Dataset excerpt:

BEGIN

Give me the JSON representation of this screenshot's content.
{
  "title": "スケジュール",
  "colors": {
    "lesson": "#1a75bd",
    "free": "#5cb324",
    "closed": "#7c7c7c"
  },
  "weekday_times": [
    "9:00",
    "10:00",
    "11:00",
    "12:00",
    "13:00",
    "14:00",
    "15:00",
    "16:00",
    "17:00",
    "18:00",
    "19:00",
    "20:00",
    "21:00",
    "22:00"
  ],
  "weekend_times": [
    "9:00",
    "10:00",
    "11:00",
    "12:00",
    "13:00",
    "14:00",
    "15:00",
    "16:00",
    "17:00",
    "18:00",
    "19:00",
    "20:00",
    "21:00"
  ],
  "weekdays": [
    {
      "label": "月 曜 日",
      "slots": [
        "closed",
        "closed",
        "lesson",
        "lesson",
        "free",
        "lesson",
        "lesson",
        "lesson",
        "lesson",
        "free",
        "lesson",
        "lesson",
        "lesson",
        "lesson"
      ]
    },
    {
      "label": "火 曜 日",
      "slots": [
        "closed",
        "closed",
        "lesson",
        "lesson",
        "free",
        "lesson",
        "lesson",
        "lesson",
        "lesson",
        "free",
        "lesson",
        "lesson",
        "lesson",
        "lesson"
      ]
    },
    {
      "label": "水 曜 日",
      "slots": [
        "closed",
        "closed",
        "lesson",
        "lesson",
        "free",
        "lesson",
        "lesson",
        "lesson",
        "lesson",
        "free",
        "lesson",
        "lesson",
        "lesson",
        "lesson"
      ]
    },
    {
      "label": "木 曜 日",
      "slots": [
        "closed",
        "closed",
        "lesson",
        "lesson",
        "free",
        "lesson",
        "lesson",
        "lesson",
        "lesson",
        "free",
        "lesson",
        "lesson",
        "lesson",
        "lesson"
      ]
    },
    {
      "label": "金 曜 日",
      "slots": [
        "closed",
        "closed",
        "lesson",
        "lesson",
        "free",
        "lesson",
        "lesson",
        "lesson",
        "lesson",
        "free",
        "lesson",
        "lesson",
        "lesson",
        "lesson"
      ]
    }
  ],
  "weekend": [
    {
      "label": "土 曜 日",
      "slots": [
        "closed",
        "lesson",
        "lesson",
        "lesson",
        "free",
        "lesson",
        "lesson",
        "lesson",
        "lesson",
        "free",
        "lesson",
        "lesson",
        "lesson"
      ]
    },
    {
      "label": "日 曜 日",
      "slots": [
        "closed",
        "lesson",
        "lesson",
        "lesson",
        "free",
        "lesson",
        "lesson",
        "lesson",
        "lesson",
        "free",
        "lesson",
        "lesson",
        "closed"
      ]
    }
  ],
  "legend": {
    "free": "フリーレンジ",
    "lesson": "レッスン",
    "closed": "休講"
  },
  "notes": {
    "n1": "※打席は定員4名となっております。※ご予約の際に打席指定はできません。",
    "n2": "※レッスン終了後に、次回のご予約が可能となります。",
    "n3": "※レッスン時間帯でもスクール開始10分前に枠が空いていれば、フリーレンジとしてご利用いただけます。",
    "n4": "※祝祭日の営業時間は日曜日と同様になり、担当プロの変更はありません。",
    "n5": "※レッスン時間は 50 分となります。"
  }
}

END

§ **WHAT IS NEEDED**
Quote all the records. Keep every word exact.

§ **ANSWER TO THE PROBLEM**
Give me the JSON representation of this screenshot's content.
{
  "title": "スケジュール",
  "colors": {
    "lesson": "#1a75bd",
    "free": "#5cb324",
    "closed": "#7c7c7c"
  },
  "weekday_times": [
    "9:00",
    "10:00",
    "11:00",
    "12:00",
    "13:00",
    "14:00",
    "15:00",
    "16:00",
    "17:00",
    "18:00",
    "19:00",
    "20:00",
    "21:00",
    "22:00"
  ],
  "weekend_times": [
    "9:00",
    "10:00",
    "11:00",
    "12:00",
    "13:00",
    "14:00",
    "15:00",
    "16:00",
    "17:00",
    "18:00",
    "19:00",
    "20:00",
    "21:00"
  ],
  "weekdays": [
    {
      "label": "月 曜 日",
      "slots": [
        "closed",
        "closed",
        "lesson",
        "lesson",
        "free",
        "lesson",
        "lesson",
        "lesson",
        "lesson",
        "free",
        "lesson",
        "lesson",
        "lesson",
        "lesson"
      ]
    },
    {
      "label": "火 曜 日",
      "slots": [
        "closed",
        "closed",
        "lesson",
        "lesson",
        "free",
        "lesson",
        "lesson",
        "lesson",
        "lesson",
        "free",
        "lesson",
        "lesson",
        "lesson",
        "lesson"
      ]
    },
    {
      "label": "水 曜 日",
      "slots": [
        "closed",
        "closed",
        "lesson",
        "lesson",
        "free",
        "lesson",
        "lesson",
        "lesson",
        "lesson",
        "free",
        "lesson",
        "lesson",
        "lesson",
        "lesson"
      ]
    },
    {
      "label": "木 曜 日",
      "slots": [
        "closed",
        "closed",
        "lesson",
        "lesson",
        "free",
        "lesson",
        "lesson",
        "lesson",
        "lesson",
        "free",
        "lesson",
        "lesson",
        "lesson",
        "lesson"
      ]
    },
    {
      "label": "金 曜 日",
      "slots": [
        "closed",
        "closed",
        "lesson",
        "lesson",
        "free",
        "lesson",
        "lesson",
        "lesson",
        "lesson",
        "free",
        "lesson",
        "lesson",
        "lesson",
        "lesson"
      ]
    }
  ],
  "weekend": [
    {
      "label": "土 曜 日",
      "slots": [
        "closed",
        "lesson",
        "lesson",
        "lesson",
        "free",
        "lesson",
        "lesson",
        "lesson",
        "lesson",
        "free",
        "lesson",
        "lesson",
        "lesson"
      ]
    },
    {
      "label": "日 曜 日",
      "slots": [
        "closed",
        "lesson",
        "lesson",
        "lesson",
        "free",
        "lesson",
        "lesson",
        "lesson",
        "lesson",
        "free",
        "lesson",
        "lesson",
        "closed"
      ]
    }
  ],
  "legend": {
    "free": "フリーレンジ",
    "lesson": "レッスン",
    "closed": "休講"
  },
  "notes": {
    "n1": "※打席は定員4名となっております。※ご予約の際に打席指定はできません。",
    "n2": "※レッスン終了後に、次回のご予約が可能となります。",
    "n3": "※レッスン時間帯でもスクール開始10分前に枠が空いていれば、フリーレンジとしてご利用いただけます。",
    "n4": "※祝祭日の営業時間は日曜日と同様になり、担当プロの変更はありません。",
    "n5": "※レッスン時間は 50 分となります。"
  }
}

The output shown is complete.